**Collected data entries:**
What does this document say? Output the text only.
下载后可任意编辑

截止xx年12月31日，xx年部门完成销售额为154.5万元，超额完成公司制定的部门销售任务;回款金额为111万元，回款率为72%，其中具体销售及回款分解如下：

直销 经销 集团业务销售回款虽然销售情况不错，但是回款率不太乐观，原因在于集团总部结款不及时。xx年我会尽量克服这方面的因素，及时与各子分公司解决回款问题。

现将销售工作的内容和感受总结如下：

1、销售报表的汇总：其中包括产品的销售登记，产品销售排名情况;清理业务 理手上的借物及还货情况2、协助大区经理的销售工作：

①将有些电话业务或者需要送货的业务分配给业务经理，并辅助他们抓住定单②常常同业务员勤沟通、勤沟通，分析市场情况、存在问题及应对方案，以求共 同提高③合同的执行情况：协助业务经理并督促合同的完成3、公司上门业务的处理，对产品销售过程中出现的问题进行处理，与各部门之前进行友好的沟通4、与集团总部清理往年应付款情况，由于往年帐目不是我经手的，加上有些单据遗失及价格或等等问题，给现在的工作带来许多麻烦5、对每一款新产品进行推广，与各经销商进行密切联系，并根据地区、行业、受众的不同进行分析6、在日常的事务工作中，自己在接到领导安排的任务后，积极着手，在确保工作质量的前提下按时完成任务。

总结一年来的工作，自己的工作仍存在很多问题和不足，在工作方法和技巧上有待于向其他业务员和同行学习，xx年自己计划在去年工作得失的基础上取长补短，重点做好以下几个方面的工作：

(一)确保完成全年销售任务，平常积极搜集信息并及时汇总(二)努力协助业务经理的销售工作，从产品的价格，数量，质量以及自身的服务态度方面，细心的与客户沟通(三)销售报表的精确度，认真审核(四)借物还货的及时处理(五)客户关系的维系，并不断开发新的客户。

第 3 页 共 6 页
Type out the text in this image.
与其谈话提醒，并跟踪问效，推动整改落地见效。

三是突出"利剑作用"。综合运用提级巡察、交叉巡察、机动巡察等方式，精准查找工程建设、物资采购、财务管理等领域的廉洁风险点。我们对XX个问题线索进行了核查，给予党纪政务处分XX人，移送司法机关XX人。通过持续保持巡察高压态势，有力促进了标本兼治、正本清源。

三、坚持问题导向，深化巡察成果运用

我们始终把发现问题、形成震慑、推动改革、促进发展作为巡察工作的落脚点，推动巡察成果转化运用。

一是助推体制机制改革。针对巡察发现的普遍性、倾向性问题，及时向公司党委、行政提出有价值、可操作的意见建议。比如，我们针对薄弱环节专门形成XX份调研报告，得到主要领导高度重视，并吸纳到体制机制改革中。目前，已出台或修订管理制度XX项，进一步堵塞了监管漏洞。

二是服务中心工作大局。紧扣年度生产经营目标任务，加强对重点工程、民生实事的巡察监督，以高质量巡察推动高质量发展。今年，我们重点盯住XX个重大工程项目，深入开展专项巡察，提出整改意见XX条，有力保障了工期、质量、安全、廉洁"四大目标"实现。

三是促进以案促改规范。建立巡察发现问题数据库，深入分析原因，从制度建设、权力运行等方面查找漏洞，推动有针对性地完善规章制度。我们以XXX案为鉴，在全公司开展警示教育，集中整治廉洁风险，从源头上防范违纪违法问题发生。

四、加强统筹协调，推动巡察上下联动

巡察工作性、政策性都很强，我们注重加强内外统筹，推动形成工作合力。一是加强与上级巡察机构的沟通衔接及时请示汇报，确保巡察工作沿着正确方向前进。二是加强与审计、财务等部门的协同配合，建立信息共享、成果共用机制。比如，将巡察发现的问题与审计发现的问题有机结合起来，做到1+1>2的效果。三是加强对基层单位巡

**Set task:** Would you write down every record again, exactly?

**Finished task:**
What does this document say? Output the text only.
下载后可任意编辑

截止xx年12月31日，xx年部门完成销售额为154.5万元，超额完成公司制定的部门销售任务;回款金额为111万元，回款率为72%，其中具体销售及回款分解如下：

直销 经销 集团业务销售回款虽然销售情况不错，但是回款率不太乐观，原因在于集团总部结款不及时。xx年我会尽量克服这方面的因素，及时与各子分公司解决回款问题。

现将销售工作的内容和感受总结如下：

1、销售报表的汇总：其中包括产品的销售登记，产品销售排名情况;清理业务 理手上的借物及还货情况2、协助大区经理的销售工作：

①将有些电话业务或者需要送货的业务分配给业务经理，并辅助他们抓住定单②常常同业务员勤沟通、勤沟通，分析市场情况、存在问题及应对方案，以求共 同提高③合同的执行情况：协助业务经理并督促合同的完成3、公司上门业务的处理，对产品销售过程中出现的问题进行处理，与各部门之前进行友好的沟通4、与集团总部清理往年应付款情况，由于往年帐目不是我经手的，加上有些单据遗失及价格或等等问题，给现在的工作带来许多麻烦5、对每一款新产品进行推广，与各经销商进行密切联系，并根据地区、行业、受众的不同进行分析6、在日常的事务工作中，自己在接到领导安排的任务后，积极着手，在确保工作质量的前提下按时完成任务。

总结一年来的工作，自己的工作仍存在很多问题和不足，在工作方法和技巧上有待于向其他业务员和同行学习，xx年自己计划在去年工作得失的基础上取长补短，重点做好以下几个方面的工作：

(一)确保完成全年销售任务，平常积极搜集信息并及时汇总(二)努力协助业务经理的销售工作，从产品的价格，数量，质量以及自身的服务态度方面，细心的与客户沟通(三)销售报表的精确度，认真审核(四)借物还货的及时处理(五)客户关系的维系，并不断开发新的客户。

第 3 页 共 6 页
Type out the text in this image.
与其谈话提醒，并跟踪问效，推动整改落地见效。

三是突出"利剑作用"。综合运用提级巡察、交叉巡察、机动巡察等方式，精准查找工程建设、物资采购、财务管理等领域的廉洁风险点。我们对XX个问题线索进行了核查，给予党纪政务处分XX人，移送司法机关XX人。通过持续保持巡察高压态势，有力促进了标本兼治、正本清源。

三、坚持问题导向，深化巡察成果运用

我们始终把发现问题、形成震慑、推动改革、促进发展作为巡察工作的落脚点，推动巡察成果转化运用。

一是助推体制机制改革。针对巡察发现的普遍性、倾向性问题，及时向公司党委、行政提出有价值、可操作的意见建议。比如，我们针对薄弱环节专门形成XX份调研报告，得到主要领导高度重视，并吸纳到体制机制改革中。目前，已出台或修订管理制度XX项，进一步堵塞了监管漏洞。

二是服务中心工作大局。紧扣年度生产经营目标任务，加强对重点工程、民生实事的巡察监督，以高质量巡察推动高质量发展。今年，我们重点盯住XX个重大工程项目，深入开展专项巡察，提出整改意见XX条，有力保障了工期、质量、安全、廉洁"四大目标"实现。

三是促进以案促改规范。建立巡察发现问题数据库，深入分析原因，从制度建设、权力运行等方面查找漏洞，推动有针对性地完善规章制度。我们以XXX案为鉴，在全公司开展警示教育，集中整治廉洁风险，从源头上防范违纪违法问题发生。

四、加强统筹协调，推动巡察上下联动

巡察工作性、政策性都很强，我们注重加强内外统筹，推动形成工作合力。一是加强与上级巡察机构的沟通衔接及时请示汇报，确保巡察工作沿着正确方向前进。二是加强与审计、财务等部门的协同配合，建立信息共享、成果共用机制。比如，将巡察发现的问题与审计发现的问题有机结合起来，做到1+1>2的效果。三是加强对基层单位巡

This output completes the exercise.